Available data:
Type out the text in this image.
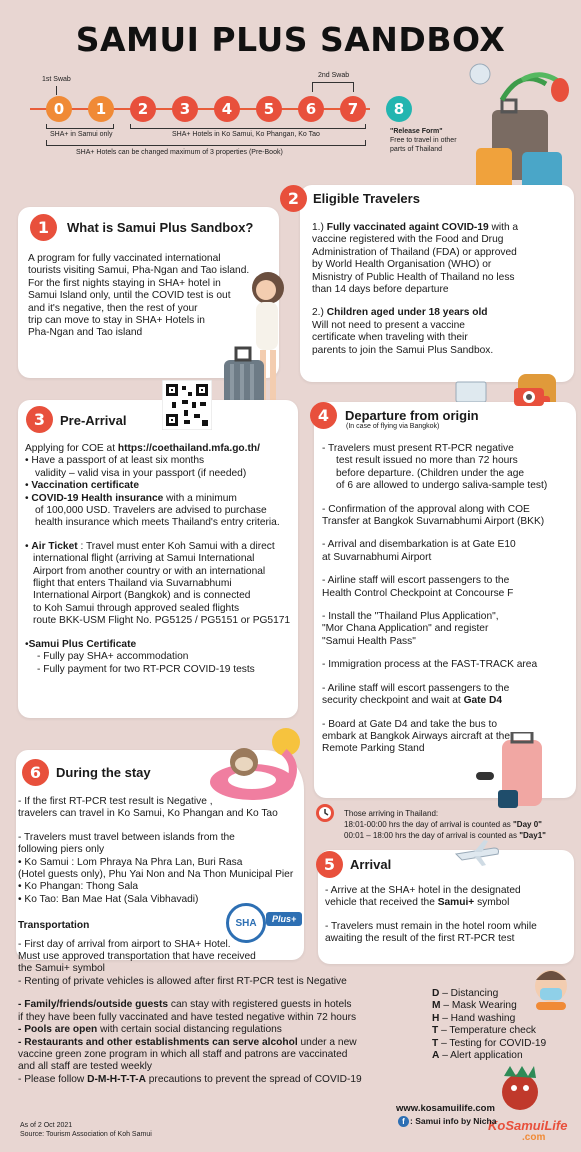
SAMUI PLUS SANDBOX
1st Swab
2nd Swab
0	1	2	3	4	5	6	7	8
SHA+ in Samui only	SHA+ Hotels in Ko Samui, Ko Phangan, Ko Tao
SHA+ Hotels can be changed maximum of 3 properties (Pre-Book)
"Release Form"
Free to travel in other
parts of Thailand
1	What is Samui Plus Sandbox?
A program for fully vaccinated international
tourists visiting Samui, Pha-Ngan and Tao island.
For the first nights staying in SHA+ hotel in
Samui Island only, until the COVID test is out
and it's negative, then the rest of your
trip can move to stay in SHA+ Hotels in
Pha-Ngan and Tao island
2	Eligible Travelers
1.) Fully vaccinated againt COVID-19 with a
vaccine registered with the Food and Drug
Administration of Thailand (FDA) or approved
by World Health Organisation (WHO) or
Misnistry of Public Health of Thailand no less
than 14 days before departure
2.) Children aged under 18 years old
Will not need to present a vaccine
certificate when traveling with their
parents to join the Samui Plus Sandbox.
3	Pre-Arrival
Applying for COE at https://coethailand.mfa.go.th/
• Have a passport of at least six months
validity – valid visa in your passport (if needed)
• Vaccination certificate
• COVID-19 Health insurance with a minimum
of 100,000 USD. Travelers are advised to purchase
health insurance which meets Thailand's entry criteria.
• Air Ticket : Travel must enter Koh Samui with a direct
international flight (arriving at Samui International
Airport from another country or with an international
flight that enters Thailand via Suvarnabhumi
International Airport (Bangkok) and is connected
to Koh Samui through approved sealed flights
route BKK-USM Flight No. PG5125 / PG5151 or PG5171
•Samui Plus Certificate
- Fully pay SHA+ accommodation
- Fully payment for two RT-PCR COVID-19 tests
4	Departure from origin
(In case of flying via Bangkok)
- Travelers must present RT-PCR negative
test result issued no more than 72 hours
before departure. (Children under the age
of 6 are allowed to undergo saliva-sample test)
- Confirmation of the approval along with COE
Transfer at Bangkok Suvarnabhumi Airport (BKK)
- Arrival and disembarkation is at Gate E10
at Suvarnabhumi Airport
- Airline staff will escort passengers to the
Health Control Checkpoint at Concourse F
- Install the "Thailand Plus Application",
"Mor Chana Application" and register
"Samui Health Pass"
- Immigration process at the FAST-TRACK area
- Ariline staff will escort passengers to the
security checkpoint and wait at Gate D4
- Board at Gate D4 and take the bus to
embark at Bangkok Airways aircraft at the
Remote Parking Stand
Those arriving in Thailand:
18:01-00:00 hrs the day of arrival is counted as "Day 0"
00:01 – 18:00 hrs the day of arrival is counted as "Day1"
6	During the stay
- If the first RT-PCR test result is Negative ,
travelers can travel in Ko Samui, Ko Phangan and Ko Tao
- Travelers must travel between islands from the
following piers only
• Ko Samui : Lom Phraya Na Phra Lan, Buri Rasa
(Hotel guests only), Phu Yai Non and Na Thon Municipal Pier
• Ko Phangan: Thong Sala
• Ko Tao: Ban Mae Hat (Sala Vibhavadi)
Transportation
- First day of arrival from airport to SHA+ Hotel.
Must use approved transportation that have received
the Samui+ symbol
- Renting of private vehicles is allowed after first RT-PCR test is Negative
- Family/friends/outside guests can stay with registered guests in hotels
if they have been fully vaccinated and have tested negative within 72 hours
- Pools are open with certain social distancing regulations
- Restaurants and other establishments can serve alcohol under a new
vaccine green zone program in which all staff and patrons are vaccinated
and all staff are tested weekly
- Please follow D-M-H-T-T-A precautions to prevent the spread of COVID-19
SHA	Plus+
5	Arrival
- Arrive at the SHA+ hotel in the designated
vehicle that received the Samui+ symbol
- Travelers must remain in the hotel room while
awaiting the result of the first RT-PCR test
D – Distancing
M – Mask Wearing
H – Hand washing
T – Temperature check
T – Testing for COVID-19
A – Alert application
KoSamuiLife
.com
As of 2 Oct 2021
Source: Tourism Association of Koh Samui
www.kosamuilife.com
f : Samui info by Nicha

Written task: Quote every line of the records above exactly; no picture is to be copied.

Complete output:
Type out the text in this image.
SAMUI PLUS SANDBOX
1st Swab
2nd Swab
0	1	2	3	4	5	6	7	8
SHA+ in Samui only	SHA+ Hotels in Ko Samui, Ko Phangan, Ko Tao
SHA+ Hotels can be changed maximum of 3 properties (Pre-Book)
"Release Form"
Free to travel in other
parts of Thailand
1	What is Samui Plus Sandbox?
A program for fully vaccinated international
tourists visiting Samui, Pha-Ngan and Tao island.
For the first nights staying in SHA+ hotel in
Samui Island only, until the COVID test is out
and it's negative, then the rest of your
trip can move to stay in SHA+ Hotels in
Pha-Ngan and Tao island
2	Eligible Travelers
1.) Fully vaccinated againt COVID-19 with a
vaccine registered with the Food and Drug
Administration of Thailand (FDA) or approved
by World Health Organisation (WHO) or
Misnistry of Public Health of Thailand no less
than 14 days before departure
2.) Children aged under 18 years old
Will not need to present a vaccine
certificate when traveling with their
parents to join the Samui Plus Sandbox.
3	Pre-Arrival
Applying for COE at https://coethailand.mfa.go.th/
• Have a passport of at least six months
validity – valid visa in your passport (if needed)
• Vaccination certificate
• COVID-19 Health insurance with a minimum
of 100,000 USD. Travelers are advised to purchase
health insurance which meets Thailand's entry criteria.
• Air Ticket : Travel must enter Koh Samui with a direct
international flight (arriving at Samui International
Airport from another country or with an international
flight that enters Thailand via Suvarnabhumi
International Airport (Bangkok) and is connected
to Koh Samui through approved sealed flights
route BKK-USM Flight No. PG5125 / PG5151 or PG5171
•Samui Plus Certificate
- Fully pay SHA+ accommodation
- Fully payment for two RT-PCR COVID-19 tests
4	Departure from origin
(In case of flying via Bangkok)
- Travelers must present RT-PCR negative
test result issued no more than 72 hours
before departure. (Children under the age
of 6 are allowed to undergo saliva-sample test)
- Confirmation of the approval along with COE
Transfer at Bangkok Suvarnabhumi Airport (BKK)
- Arrival and disembarkation is at Gate E10
at Suvarnabhumi Airport
- Airline staff will escort passengers to the
Health Control Checkpoint at Concourse F
- Install the "Thailand Plus Application",
"Mor Chana Application" and register
"Samui Health Pass"
- Immigration process at the FAST-TRACK area
- Ariline staff will escort passengers to the
security checkpoint and wait at Gate D4
- Board at Gate D4 and take the bus to
embark at Bangkok Airways aircraft at the
Remote Parking Stand
Those arriving in Thailand:
18:01-00:00 hrs the day of arrival is counted as "Day 0"
00:01 – 18:00 hrs the day of arrival is counted as "Day1"
6	During the stay
- If the first RT-PCR test result is Negative ,
travelers can travel in Ko Samui, Ko Phangan and Ko Tao
- Travelers must travel between islands from the
following piers only
• Ko Samui : Lom Phraya Na Phra Lan, Buri Rasa
(Hotel guests only), Phu Yai Non and Na Thon Municipal Pier
• Ko Phangan: Thong Sala
• Ko Tao: Ban Mae Hat (Sala Vibhavadi)
Transportation
- First day of arrival from airport to SHA+ Hotel.
Must use approved transportation that have received
the Samui+ symbol
- Renting of private vehicles is allowed after first RT-PCR test is Negative
- Family/friends/outside guests can stay with registered guests in hotels
if they have been fully vaccinated and have tested negative within 72 hours
- Pools are open with certain social distancing regulations
- Restaurants and other establishments can serve alcohol under a new
vaccine green zone program in which all staff and patrons are vaccinated
and all staff are tested weekly
- Please follow D-M-H-T-T-A precautions to prevent the spread of COVID-19
SHA	Plus+
5	Arrival
- Arrive at the SHA+ hotel in the designated
vehicle that received the Samui+ symbol
- Travelers must remain in the hotel room while
awaiting the result of the first RT-PCR test
D – Distancing
M – Mask Wearing
H – Hand washing
T – Temperature check
T – Testing for COVID-19
A – Alert application
KoSamuiLife
.com
As of 2 Oct 2021
Source: Tourism Association of Koh Samui
www.kosamuilife.com
f : Samui info by Nicha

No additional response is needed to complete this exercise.